Directive :: Check each line of the records below and collect those holding "gradient".

Recorded data:
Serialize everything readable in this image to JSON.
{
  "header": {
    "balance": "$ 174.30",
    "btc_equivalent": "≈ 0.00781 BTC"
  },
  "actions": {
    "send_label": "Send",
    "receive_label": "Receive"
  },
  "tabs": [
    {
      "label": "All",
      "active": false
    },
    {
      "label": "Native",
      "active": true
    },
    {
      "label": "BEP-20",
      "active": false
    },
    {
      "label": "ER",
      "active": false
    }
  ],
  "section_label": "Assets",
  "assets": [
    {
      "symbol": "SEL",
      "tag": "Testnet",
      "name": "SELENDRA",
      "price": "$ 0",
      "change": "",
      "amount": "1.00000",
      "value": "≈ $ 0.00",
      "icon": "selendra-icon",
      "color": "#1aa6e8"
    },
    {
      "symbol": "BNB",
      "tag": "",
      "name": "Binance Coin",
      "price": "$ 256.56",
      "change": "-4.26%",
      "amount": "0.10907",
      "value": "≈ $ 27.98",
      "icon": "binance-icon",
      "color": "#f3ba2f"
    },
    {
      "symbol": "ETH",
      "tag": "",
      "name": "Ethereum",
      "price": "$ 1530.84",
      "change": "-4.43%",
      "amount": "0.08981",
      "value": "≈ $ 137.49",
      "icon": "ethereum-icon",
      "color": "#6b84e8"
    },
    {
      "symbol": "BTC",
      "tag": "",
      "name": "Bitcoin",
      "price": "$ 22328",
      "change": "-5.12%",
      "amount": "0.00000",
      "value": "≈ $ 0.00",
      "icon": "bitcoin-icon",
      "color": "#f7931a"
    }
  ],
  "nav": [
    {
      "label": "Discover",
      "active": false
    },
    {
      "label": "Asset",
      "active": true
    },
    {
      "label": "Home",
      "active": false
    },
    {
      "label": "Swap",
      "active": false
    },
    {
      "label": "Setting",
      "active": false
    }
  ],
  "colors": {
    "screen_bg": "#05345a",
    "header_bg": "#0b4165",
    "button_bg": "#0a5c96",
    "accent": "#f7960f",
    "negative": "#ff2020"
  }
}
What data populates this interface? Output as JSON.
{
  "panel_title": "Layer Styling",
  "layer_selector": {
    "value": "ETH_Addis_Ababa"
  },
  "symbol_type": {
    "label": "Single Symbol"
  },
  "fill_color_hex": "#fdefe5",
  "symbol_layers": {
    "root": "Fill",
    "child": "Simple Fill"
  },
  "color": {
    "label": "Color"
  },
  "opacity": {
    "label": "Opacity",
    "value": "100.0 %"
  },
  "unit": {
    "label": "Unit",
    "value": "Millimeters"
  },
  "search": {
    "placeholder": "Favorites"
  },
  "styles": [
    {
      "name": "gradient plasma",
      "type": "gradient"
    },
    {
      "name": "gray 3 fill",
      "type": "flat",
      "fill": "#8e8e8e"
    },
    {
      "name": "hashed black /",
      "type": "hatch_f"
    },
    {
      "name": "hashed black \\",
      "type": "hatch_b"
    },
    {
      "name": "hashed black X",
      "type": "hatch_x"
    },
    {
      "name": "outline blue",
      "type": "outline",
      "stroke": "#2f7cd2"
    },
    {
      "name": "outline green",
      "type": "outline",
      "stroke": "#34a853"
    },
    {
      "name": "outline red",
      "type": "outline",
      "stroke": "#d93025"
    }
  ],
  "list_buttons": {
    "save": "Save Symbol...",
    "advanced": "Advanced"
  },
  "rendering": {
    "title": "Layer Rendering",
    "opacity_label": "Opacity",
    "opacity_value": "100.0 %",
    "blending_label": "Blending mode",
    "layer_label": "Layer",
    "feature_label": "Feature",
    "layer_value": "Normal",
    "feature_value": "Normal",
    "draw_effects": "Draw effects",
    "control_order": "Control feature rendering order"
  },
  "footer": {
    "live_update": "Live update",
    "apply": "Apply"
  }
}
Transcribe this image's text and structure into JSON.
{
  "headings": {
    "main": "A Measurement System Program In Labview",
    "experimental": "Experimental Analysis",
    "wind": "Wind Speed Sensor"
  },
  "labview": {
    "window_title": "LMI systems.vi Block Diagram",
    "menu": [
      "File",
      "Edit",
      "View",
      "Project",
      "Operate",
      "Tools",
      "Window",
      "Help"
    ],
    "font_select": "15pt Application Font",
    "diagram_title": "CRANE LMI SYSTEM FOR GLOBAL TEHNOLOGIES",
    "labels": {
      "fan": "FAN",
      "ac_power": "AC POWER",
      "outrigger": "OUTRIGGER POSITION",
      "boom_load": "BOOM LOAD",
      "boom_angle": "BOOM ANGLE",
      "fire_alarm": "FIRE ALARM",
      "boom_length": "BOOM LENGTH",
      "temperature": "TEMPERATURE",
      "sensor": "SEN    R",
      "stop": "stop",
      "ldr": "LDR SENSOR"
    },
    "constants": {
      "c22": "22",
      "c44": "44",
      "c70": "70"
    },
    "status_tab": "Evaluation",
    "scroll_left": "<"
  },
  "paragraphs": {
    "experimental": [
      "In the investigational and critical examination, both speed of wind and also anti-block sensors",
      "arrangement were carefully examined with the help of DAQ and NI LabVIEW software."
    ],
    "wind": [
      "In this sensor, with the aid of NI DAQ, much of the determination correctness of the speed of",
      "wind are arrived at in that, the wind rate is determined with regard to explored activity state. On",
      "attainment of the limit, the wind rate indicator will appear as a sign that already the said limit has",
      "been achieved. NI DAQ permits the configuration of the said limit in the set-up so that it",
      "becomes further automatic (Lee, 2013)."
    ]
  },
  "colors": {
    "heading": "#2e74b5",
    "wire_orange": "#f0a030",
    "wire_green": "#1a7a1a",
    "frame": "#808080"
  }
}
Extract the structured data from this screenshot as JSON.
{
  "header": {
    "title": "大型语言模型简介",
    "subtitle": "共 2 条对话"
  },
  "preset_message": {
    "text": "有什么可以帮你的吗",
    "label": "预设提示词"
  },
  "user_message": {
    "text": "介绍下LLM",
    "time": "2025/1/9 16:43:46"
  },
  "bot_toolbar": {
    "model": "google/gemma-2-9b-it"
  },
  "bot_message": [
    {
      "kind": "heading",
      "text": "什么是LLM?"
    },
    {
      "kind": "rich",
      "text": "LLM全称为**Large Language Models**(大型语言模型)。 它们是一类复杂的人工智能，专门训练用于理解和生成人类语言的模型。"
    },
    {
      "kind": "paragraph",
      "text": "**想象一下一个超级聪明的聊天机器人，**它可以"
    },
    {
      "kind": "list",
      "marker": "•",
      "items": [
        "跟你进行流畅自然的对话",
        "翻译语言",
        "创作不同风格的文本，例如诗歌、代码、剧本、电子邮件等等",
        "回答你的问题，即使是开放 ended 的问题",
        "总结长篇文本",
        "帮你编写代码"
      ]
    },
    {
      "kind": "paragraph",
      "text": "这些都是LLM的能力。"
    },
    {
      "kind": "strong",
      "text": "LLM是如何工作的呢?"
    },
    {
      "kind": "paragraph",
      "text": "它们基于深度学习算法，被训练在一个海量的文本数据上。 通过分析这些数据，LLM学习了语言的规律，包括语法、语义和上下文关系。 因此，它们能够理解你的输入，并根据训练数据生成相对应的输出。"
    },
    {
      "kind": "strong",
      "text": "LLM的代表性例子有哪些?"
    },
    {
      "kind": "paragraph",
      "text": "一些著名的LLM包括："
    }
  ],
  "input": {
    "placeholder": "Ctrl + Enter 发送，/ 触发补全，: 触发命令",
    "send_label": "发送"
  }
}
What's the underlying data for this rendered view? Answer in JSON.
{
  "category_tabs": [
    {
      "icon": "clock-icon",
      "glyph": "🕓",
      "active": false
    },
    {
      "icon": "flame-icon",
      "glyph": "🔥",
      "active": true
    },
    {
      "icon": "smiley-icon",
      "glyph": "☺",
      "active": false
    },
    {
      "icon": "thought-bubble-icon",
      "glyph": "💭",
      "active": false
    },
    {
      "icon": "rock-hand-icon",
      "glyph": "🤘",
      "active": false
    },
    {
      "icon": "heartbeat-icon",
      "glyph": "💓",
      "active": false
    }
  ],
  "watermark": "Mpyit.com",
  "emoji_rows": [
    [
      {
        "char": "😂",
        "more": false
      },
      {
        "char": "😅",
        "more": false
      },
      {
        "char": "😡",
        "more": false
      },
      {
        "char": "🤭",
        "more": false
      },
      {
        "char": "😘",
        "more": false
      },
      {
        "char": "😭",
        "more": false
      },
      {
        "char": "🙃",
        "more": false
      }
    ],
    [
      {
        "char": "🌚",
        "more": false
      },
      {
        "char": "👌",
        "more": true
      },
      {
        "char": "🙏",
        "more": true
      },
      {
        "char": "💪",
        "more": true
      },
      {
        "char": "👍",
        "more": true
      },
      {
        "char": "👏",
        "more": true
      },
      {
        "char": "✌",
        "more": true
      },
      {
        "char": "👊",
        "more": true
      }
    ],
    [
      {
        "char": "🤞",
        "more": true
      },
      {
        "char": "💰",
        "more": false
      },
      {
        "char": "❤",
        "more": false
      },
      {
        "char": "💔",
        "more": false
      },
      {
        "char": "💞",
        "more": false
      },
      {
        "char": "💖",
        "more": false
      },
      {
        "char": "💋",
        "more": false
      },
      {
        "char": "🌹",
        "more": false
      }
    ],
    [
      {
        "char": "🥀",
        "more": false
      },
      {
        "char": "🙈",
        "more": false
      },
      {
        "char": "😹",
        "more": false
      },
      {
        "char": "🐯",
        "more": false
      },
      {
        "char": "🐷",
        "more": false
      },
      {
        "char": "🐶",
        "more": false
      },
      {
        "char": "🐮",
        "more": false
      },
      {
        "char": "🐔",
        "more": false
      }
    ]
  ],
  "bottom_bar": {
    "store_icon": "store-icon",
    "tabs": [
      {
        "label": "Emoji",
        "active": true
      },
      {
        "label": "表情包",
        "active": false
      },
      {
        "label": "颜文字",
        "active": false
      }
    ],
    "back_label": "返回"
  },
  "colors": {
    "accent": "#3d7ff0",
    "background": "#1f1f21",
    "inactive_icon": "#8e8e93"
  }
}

Expected answer ::
      "name": "gradient plasma",
      "type": "gradient"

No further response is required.